## Exercise objective
Leave every picture out, then reproduce the rest of the listing exactly.

## Exercise inputs
◆ ◆ ◆ ◆
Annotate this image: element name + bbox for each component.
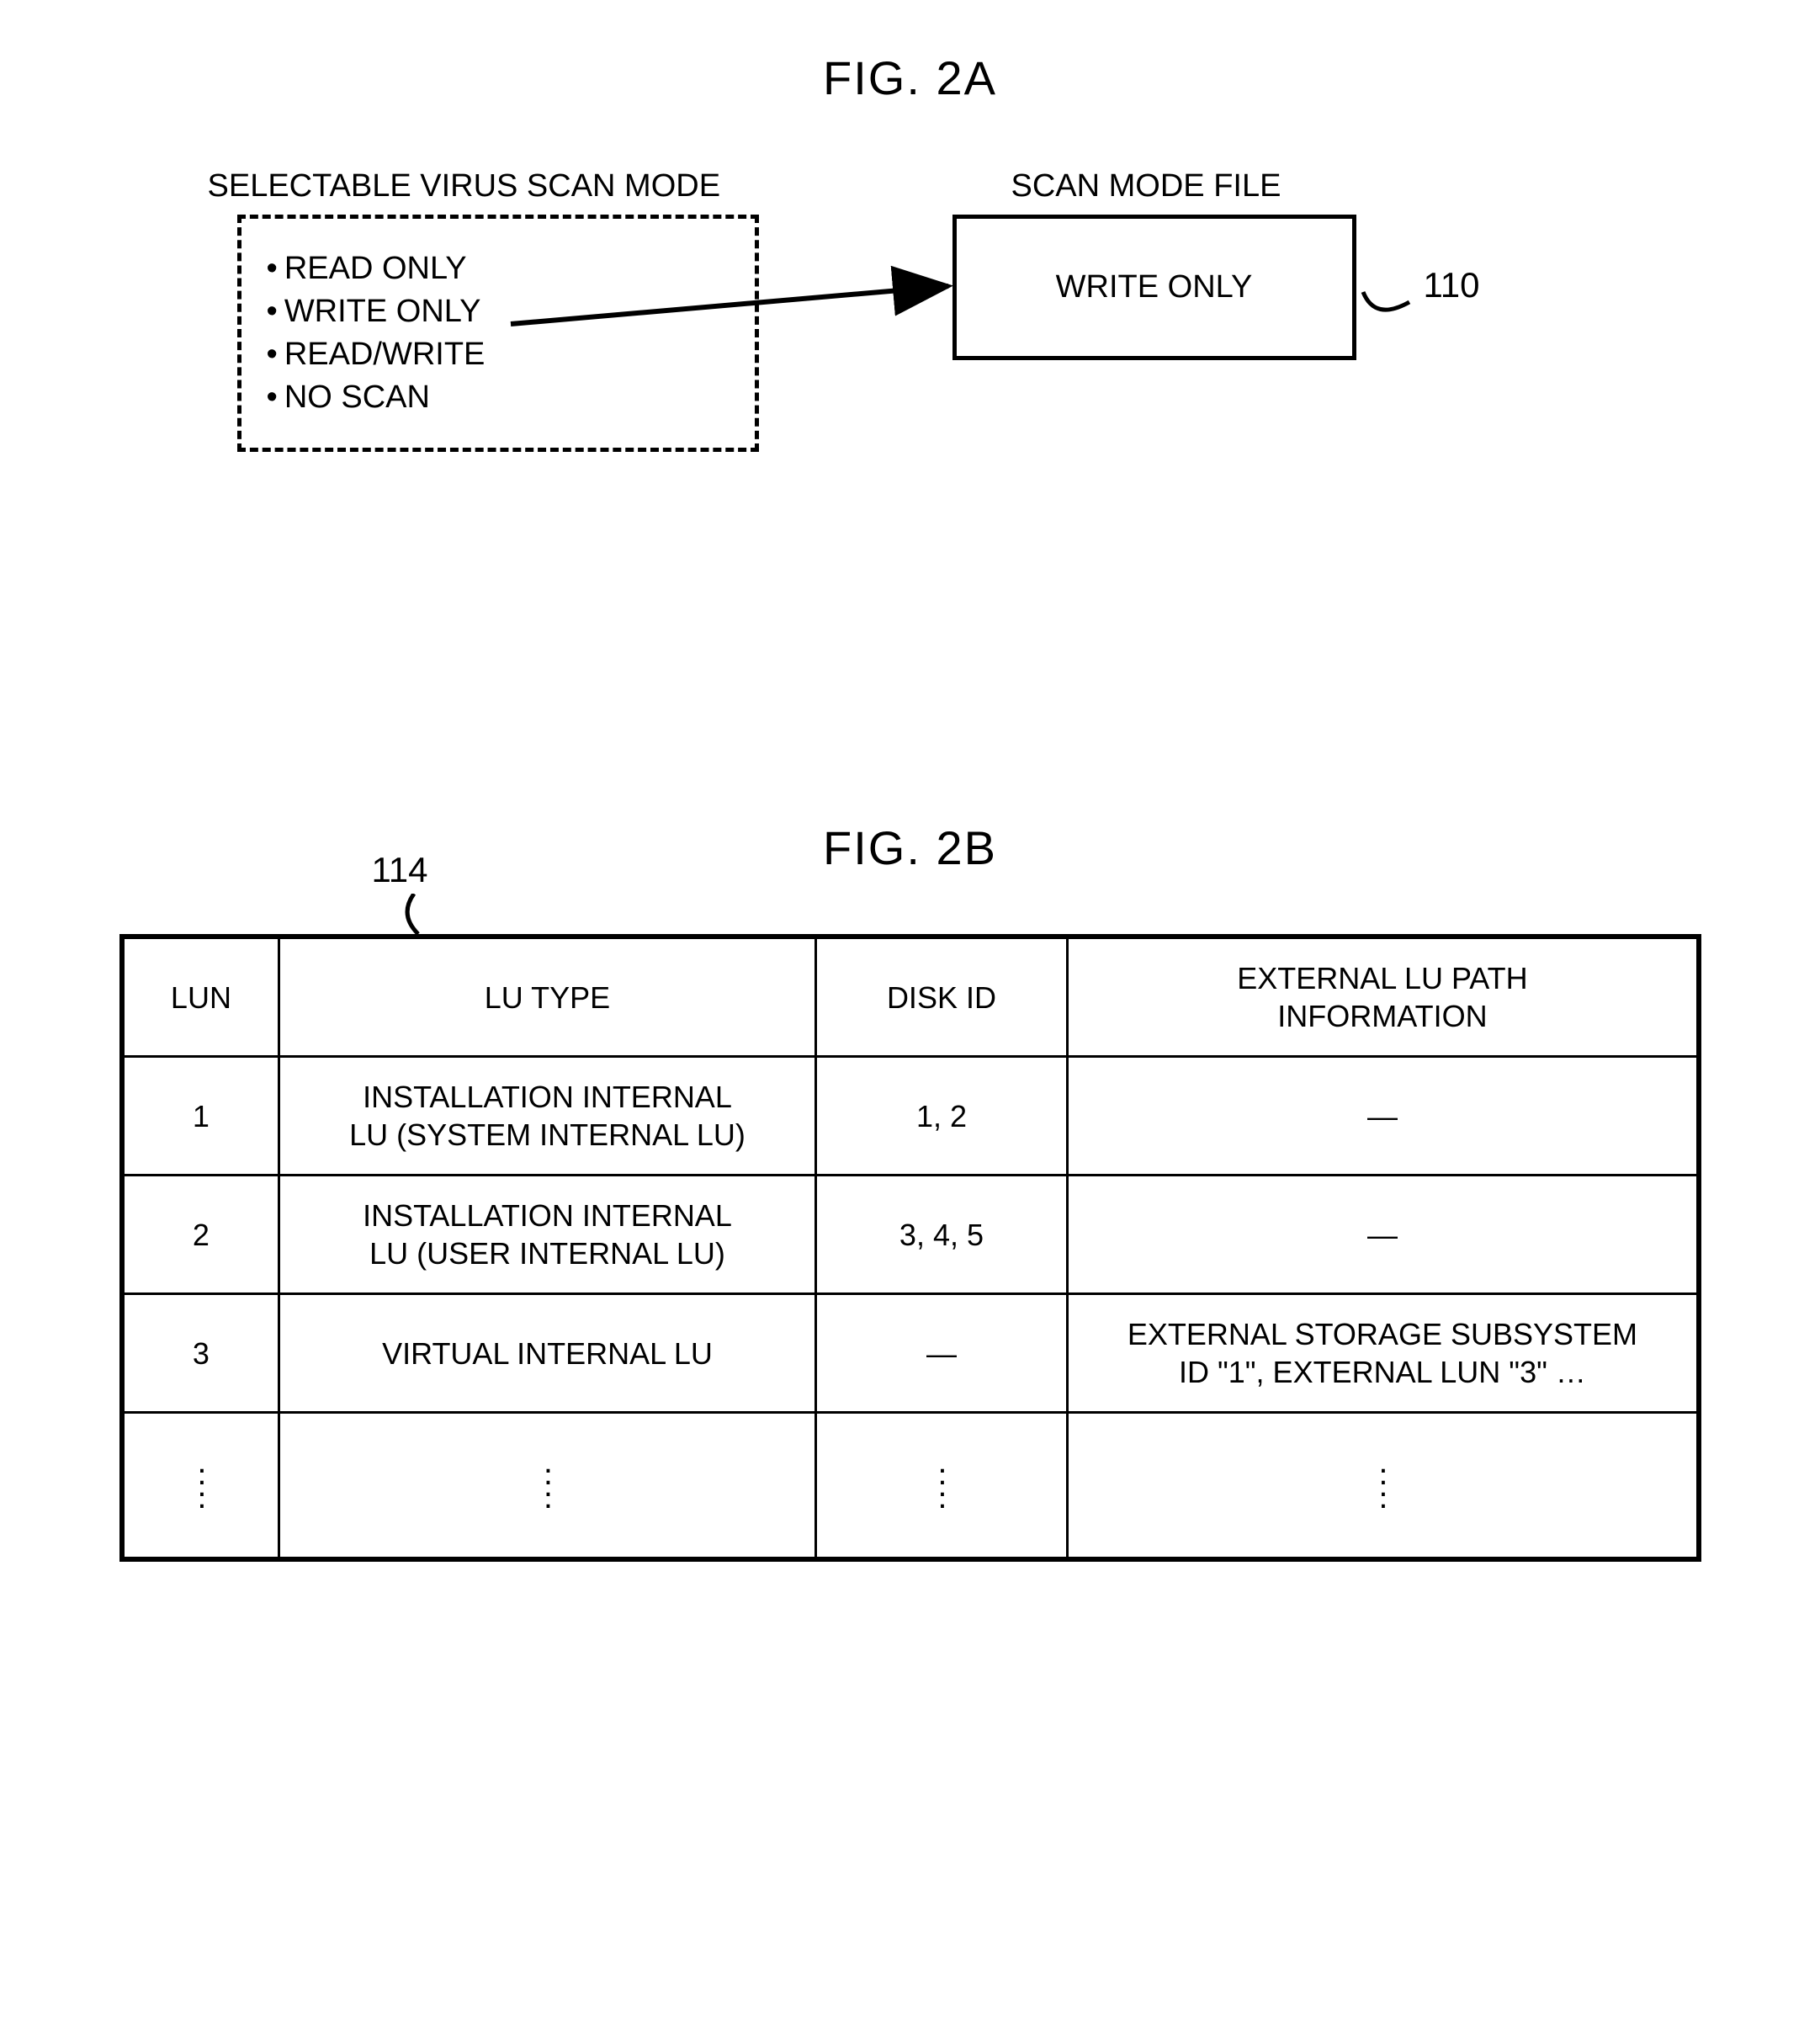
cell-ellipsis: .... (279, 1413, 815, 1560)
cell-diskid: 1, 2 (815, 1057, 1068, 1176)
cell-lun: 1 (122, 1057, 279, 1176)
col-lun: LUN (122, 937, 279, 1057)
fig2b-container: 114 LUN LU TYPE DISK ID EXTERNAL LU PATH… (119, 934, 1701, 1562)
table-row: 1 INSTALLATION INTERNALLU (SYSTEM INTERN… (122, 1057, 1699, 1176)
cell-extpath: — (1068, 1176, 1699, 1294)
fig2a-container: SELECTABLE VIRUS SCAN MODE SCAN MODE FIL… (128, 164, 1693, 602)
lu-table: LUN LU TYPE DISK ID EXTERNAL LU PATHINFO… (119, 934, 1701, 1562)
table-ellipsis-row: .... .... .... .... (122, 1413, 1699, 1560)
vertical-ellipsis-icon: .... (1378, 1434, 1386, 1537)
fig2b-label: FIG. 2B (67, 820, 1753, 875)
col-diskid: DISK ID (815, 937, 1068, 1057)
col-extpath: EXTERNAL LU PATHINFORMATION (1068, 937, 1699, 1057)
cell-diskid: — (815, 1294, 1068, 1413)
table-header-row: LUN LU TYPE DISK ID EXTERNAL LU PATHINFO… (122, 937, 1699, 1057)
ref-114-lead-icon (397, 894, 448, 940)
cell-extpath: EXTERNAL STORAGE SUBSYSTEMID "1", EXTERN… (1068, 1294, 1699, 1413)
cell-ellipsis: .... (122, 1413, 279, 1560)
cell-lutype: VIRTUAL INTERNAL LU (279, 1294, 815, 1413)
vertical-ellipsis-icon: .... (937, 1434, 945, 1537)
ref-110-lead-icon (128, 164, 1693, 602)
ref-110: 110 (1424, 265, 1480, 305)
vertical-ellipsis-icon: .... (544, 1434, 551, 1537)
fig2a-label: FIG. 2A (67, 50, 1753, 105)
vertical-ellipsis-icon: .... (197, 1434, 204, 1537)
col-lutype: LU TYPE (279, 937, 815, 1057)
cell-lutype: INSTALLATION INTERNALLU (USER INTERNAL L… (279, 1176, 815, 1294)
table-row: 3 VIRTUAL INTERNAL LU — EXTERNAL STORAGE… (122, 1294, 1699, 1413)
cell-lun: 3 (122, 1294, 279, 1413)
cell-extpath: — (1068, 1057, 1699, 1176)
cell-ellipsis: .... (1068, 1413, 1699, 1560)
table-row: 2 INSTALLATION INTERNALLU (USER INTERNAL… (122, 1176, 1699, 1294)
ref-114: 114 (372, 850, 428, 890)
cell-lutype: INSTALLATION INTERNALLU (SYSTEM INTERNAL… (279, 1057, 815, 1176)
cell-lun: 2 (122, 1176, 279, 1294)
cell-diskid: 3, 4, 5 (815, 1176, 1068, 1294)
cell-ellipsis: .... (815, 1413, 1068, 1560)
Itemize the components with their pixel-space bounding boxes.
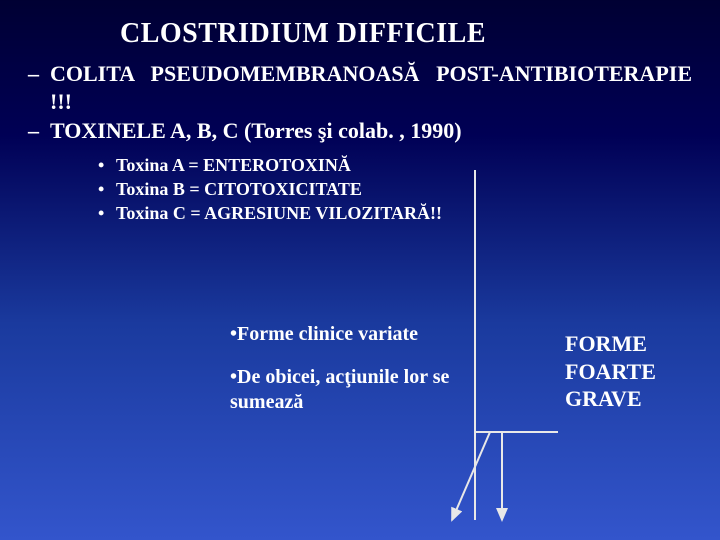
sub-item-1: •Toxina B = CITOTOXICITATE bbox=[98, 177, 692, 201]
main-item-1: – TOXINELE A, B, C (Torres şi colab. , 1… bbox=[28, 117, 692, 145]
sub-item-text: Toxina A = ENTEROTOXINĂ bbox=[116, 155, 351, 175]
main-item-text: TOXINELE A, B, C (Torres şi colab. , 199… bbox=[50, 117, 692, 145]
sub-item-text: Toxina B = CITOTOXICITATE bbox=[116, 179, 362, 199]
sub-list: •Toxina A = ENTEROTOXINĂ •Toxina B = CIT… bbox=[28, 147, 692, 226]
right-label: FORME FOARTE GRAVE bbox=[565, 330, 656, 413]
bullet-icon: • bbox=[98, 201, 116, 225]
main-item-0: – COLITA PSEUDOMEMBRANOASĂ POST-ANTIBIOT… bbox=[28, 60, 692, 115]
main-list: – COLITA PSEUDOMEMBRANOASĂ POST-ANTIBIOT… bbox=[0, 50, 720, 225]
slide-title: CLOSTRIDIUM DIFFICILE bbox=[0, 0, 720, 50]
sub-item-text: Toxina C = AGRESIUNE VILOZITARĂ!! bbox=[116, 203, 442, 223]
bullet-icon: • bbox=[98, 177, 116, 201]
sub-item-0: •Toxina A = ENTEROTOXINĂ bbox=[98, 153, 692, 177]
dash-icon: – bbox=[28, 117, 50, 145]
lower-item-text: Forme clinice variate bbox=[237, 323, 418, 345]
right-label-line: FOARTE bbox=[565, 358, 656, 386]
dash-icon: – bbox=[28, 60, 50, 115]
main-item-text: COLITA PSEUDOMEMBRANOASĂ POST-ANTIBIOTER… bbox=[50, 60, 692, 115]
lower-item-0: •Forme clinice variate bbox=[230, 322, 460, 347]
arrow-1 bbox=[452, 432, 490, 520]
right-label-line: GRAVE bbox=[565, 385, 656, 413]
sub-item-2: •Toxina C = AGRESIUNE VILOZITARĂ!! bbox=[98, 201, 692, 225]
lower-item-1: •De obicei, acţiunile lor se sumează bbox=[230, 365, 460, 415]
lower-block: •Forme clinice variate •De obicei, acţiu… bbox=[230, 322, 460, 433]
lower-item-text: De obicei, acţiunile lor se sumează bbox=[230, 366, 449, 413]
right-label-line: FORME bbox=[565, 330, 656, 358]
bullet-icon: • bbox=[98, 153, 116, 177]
◆ ◆ ◆ ◆
## Response to the exercise
Annotate this image: element name + bbox for each component.
cell-ellipsis: .... (279, 1413, 815, 1560)
cell-diskid: 1, 2 (815, 1057, 1068, 1176)
cell-lun: 1 (122, 1057, 279, 1176)
col-lun: LUN (122, 937, 279, 1057)
fig2b-container: 114 LUN LU TYPE DISK ID EXTERNAL LU PATH… (119, 934, 1701, 1562)
table-row: 1 INSTALLATION INTERNALLU (SYSTEM INTERN… (122, 1057, 1699, 1176)
cell-extpath: — (1068, 1176, 1699, 1294)
fig2a-container: SELECTABLE VIRUS SCAN MODE SCAN MODE FIL… (128, 164, 1693, 602)
lu-table: LUN LU TYPE DISK ID EXTERNAL LU PATHINFO… (119, 934, 1701, 1562)
table-ellipsis-row: .... .... .... .... (122, 1413, 1699, 1560)
vertical-ellipsis-icon: .... (1378, 1434, 1386, 1537)
fig2b-label: FIG. 2B (67, 820, 1753, 875)
col-diskid: DISK ID (815, 937, 1068, 1057)
col-extpath: EXTERNAL LU PATHINFORMATION (1068, 937, 1699, 1057)
cell-diskid: — (815, 1294, 1068, 1413)
table-header-row: LUN LU TYPE DISK ID EXTERNAL LU PATHINFO… (122, 937, 1699, 1057)
ref-114-lead-icon (397, 894, 448, 940)
cell-extpath: EXTERNAL STORAGE SUBSYSTEMID "1", EXTERN… (1068, 1294, 1699, 1413)
cell-ellipsis: .... (122, 1413, 279, 1560)
cell-lutype: VIRTUAL INTERNAL LU (279, 1294, 815, 1413)
vertical-ellipsis-icon: .... (937, 1434, 945, 1537)
ref-110-lead-icon (128, 164, 1693, 602)
ref-110: 110 (1424, 265, 1480, 305)
vertical-ellipsis-icon: .... (544, 1434, 551, 1537)
fig2a-label: FIG. 2A (67, 50, 1753, 105)
vertical-ellipsis-icon: .... (197, 1434, 204, 1537)
col-lutype: LU TYPE (279, 937, 815, 1057)
cell-lutype: INSTALLATION INTERNALLU (USER INTERNAL L… (279, 1176, 815, 1294)
table-row: 3 VIRTUAL INTERNAL LU — EXTERNAL STORAGE… (122, 1294, 1699, 1413)
cell-lun: 3 (122, 1294, 279, 1413)
cell-extpath: — (1068, 1057, 1699, 1176)
cell-ellipsis: .... (1068, 1413, 1699, 1560)
table-row: 2 INSTALLATION INTERNALLU (USER INTERNAL… (122, 1176, 1699, 1294)
ref-114: 114 (372, 850, 428, 890)
cell-lutype: INSTALLATION INTERNALLU (SYSTEM INTERNAL… (279, 1057, 815, 1176)
cell-lun: 2 (122, 1176, 279, 1294)
cell-diskid: 3, 4, 5 (815, 1176, 1068, 1294)
cell-ellipsis: .... (815, 1413, 1068, 1560)
Itemize the components with their pixel-space bounding boxes.
sub-item-1: •Toxina B = CITOTOXICITATE bbox=[98, 177, 692, 201]
main-item-1: – TOXINELE A, B, C (Torres şi colab. , 1… bbox=[28, 117, 692, 145]
sub-item-text: Toxina A = ENTEROTOXINĂ bbox=[116, 155, 351, 175]
main-item-text: TOXINELE A, B, C (Torres şi colab. , 199… bbox=[50, 117, 692, 145]
sub-item-text: Toxina B = CITOTOXICITATE bbox=[116, 179, 362, 199]
sub-list: •Toxina A = ENTEROTOXINĂ •Toxina B = CIT… bbox=[28, 147, 692, 226]
right-label: FORME FOARTE GRAVE bbox=[565, 330, 656, 413]
bullet-icon: • bbox=[98, 201, 116, 225]
main-item-0: – COLITA PSEUDOMEMBRANOASĂ POST-ANTIBIOT… bbox=[28, 60, 692, 115]
main-list: – COLITA PSEUDOMEMBRANOASĂ POST-ANTIBIOT… bbox=[0, 50, 720, 225]
slide-title: CLOSTRIDIUM DIFFICILE bbox=[0, 0, 720, 50]
sub-item-text: Toxina C = AGRESIUNE VILOZITARĂ!! bbox=[116, 203, 442, 223]
bullet-icon: • bbox=[98, 177, 116, 201]
sub-item-0: •Toxina A = ENTEROTOXINĂ bbox=[98, 153, 692, 177]
dash-icon: – bbox=[28, 117, 50, 145]
lower-item-text: Forme clinice variate bbox=[237, 323, 418, 345]
right-label-line: FOARTE bbox=[565, 358, 656, 386]
dash-icon: – bbox=[28, 60, 50, 115]
main-item-text: COLITA PSEUDOMEMBRANOASĂ POST-ANTIBIOTER… bbox=[50, 60, 692, 115]
lower-item-0: •Forme clinice variate bbox=[230, 322, 460, 347]
arrow-1 bbox=[452, 432, 490, 520]
right-label-line: GRAVE bbox=[565, 385, 656, 413]
sub-item-2: •Toxina C = AGRESIUNE VILOZITARĂ!! bbox=[98, 201, 692, 225]
lower-item-1: •De obicei, acţiunile lor se sumează bbox=[230, 365, 460, 415]
lower-block: •Forme clinice variate •De obicei, acţiu… bbox=[230, 322, 460, 433]
lower-item-text: De obicei, acţiunile lor se sumează bbox=[230, 366, 449, 413]
right-label-line: FORME bbox=[565, 330, 656, 358]
bullet-icon: • bbox=[98, 153, 116, 177]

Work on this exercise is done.